• Task instructions
Pictures do not belong in the copy; quote every entry below exactly.

[Rows from a figure dataset]
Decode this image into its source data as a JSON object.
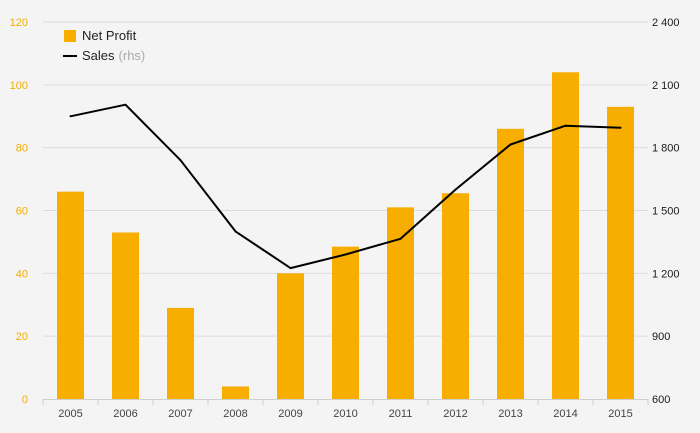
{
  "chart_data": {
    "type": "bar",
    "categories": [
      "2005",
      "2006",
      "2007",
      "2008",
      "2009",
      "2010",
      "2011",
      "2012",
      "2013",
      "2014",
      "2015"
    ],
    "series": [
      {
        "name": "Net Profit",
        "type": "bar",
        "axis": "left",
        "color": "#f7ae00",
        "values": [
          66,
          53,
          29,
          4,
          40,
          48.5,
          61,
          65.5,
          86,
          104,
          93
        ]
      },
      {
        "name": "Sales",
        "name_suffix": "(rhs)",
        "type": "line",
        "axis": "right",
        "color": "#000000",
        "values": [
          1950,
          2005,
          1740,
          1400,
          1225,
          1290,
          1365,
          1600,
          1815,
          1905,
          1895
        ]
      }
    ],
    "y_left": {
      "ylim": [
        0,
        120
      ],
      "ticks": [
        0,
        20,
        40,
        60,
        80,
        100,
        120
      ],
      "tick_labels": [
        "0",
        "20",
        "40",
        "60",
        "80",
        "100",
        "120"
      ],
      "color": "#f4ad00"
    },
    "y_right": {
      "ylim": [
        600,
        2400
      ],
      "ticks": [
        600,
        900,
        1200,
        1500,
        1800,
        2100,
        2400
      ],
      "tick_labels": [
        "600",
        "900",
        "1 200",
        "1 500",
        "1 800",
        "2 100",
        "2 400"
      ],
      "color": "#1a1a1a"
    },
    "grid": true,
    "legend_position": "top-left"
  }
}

• Task solution
Decode this image into its source data as a JSON object.
{
  "chart_data": {
    "type": "bar",
    "categories": [
      "2005",
      "2006",
      "2007",
      "2008",
      "2009",
      "2010",
      "2011",
      "2012",
      "2013",
      "2014",
      "2015"
    ],
    "series": [
      {
        "name": "Net Profit",
        "type": "bar",
        "axis": "left",
        "color": "#f7ae00",
        "values": [
          66,
          53,
          29,
          4,
          40,
          48.5,
          61,
          65.5,
          86,
          104,
          93
        ]
      },
      {
        "name": "Sales",
        "name_suffix": "(rhs)",
        "type": "line",
        "axis": "right",
        "color": "#000000",
        "values": [
          1950,
          2005,
          1740,
          1400,
          1225,
          1290,
          1365,
          1600,
          1815,
          1905,
          1895
        ]
      }
    ],
    "y_left": {
      "ylim": [
        0,
        120
      ],
      "ticks": [
        0,
        20,
        40,
        60,
        80,
        100,
        120
      ],
      "tick_labels": [
        "0",
        "20",
        "40",
        "60",
        "80",
        "100",
        "120"
      ],
      "color": "#f4ad00"
    },
    "y_right": {
      "ylim": [
        600,
        2400
      ],
      "ticks": [
        600,
        900,
        1200,
        1500,
        1800,
        2100,
        2400
      ],
      "tick_labels": [
        "600",
        "900",
        "1 200",
        "1 500",
        "1 800",
        "2 100",
        "2 400"
      ],
      "color": "#1a1a1a"
    },
    "grid": true,
    "legend_position": "top-left"
  }
}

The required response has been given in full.